Required work: Search the records for the word "Dark" and report each line that has it.

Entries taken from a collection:
┄┄┄┄┄┄┄┄┄┄

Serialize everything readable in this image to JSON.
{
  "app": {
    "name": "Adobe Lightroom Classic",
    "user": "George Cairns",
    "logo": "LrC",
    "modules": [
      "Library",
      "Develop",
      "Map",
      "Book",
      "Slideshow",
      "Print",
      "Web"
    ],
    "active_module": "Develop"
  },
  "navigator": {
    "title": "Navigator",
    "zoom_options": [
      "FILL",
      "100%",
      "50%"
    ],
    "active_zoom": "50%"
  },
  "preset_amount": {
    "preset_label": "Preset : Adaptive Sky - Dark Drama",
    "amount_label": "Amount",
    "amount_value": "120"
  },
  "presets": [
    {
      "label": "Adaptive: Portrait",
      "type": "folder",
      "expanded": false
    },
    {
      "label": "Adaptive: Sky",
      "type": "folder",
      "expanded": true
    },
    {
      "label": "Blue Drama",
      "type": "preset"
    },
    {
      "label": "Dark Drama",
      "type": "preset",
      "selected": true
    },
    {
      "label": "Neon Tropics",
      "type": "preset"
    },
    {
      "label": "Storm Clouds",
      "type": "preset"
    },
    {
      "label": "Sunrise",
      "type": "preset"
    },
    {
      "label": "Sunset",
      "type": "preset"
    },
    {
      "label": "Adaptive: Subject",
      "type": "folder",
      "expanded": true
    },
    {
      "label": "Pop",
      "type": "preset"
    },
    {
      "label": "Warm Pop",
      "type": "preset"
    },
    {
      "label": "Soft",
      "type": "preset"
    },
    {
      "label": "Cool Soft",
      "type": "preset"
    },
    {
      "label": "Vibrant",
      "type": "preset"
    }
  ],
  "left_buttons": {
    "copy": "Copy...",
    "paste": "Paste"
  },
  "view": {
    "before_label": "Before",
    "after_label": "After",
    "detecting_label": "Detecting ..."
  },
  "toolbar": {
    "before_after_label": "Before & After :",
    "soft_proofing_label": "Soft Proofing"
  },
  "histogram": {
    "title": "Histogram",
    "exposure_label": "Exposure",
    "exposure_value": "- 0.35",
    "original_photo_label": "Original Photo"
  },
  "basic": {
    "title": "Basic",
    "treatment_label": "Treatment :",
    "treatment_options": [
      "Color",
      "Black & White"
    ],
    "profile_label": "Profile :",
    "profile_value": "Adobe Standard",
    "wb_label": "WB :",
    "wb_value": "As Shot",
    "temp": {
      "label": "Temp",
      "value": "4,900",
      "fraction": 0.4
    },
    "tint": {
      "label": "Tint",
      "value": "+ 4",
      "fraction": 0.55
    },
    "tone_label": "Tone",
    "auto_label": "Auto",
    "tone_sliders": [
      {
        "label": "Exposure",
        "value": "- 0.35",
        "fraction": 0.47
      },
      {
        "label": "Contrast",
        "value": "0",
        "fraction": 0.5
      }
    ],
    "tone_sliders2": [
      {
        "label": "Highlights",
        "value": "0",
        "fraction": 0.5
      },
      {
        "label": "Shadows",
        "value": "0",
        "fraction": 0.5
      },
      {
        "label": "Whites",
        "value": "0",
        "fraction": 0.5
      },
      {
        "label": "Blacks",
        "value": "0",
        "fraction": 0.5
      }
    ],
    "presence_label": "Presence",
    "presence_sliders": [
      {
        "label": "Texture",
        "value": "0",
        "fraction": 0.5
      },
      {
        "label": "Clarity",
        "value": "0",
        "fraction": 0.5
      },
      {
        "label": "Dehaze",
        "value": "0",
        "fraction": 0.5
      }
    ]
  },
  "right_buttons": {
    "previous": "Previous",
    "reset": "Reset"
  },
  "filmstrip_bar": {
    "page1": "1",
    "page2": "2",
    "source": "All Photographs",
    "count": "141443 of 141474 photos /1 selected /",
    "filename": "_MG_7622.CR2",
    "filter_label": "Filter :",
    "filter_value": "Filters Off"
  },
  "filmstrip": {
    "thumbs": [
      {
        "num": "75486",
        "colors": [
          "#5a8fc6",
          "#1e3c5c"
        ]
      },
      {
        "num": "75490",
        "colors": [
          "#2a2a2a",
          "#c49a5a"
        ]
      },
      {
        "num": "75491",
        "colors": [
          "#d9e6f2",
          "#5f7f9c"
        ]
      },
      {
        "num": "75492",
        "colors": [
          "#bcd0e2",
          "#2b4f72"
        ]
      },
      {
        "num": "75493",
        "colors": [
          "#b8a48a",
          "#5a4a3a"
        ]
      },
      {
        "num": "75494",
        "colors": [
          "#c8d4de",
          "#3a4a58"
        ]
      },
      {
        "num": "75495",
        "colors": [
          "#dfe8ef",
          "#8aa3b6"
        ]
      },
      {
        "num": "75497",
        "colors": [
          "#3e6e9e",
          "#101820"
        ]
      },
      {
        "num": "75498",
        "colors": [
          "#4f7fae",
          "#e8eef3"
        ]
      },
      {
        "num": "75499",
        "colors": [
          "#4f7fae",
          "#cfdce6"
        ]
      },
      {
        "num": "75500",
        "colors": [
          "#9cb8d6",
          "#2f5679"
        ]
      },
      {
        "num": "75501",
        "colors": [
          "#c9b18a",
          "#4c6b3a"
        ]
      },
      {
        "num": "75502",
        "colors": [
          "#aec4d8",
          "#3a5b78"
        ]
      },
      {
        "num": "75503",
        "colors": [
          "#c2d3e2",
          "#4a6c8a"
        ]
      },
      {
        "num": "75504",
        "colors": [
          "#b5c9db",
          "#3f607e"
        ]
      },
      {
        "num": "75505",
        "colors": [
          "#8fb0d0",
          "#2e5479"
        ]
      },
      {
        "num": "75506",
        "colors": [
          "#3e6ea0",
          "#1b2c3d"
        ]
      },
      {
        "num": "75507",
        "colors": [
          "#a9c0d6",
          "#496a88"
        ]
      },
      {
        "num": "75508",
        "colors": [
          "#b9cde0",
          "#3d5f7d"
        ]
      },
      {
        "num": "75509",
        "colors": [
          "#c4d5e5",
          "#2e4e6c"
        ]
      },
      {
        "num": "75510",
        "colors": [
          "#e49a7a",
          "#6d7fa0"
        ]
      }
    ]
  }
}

┄┄┄┄┄┄┄┄┄┄

Right answer:
    "preset_label": "Preset : Adaptive Sky - Dark Drama",
      "label": "Dark Drama",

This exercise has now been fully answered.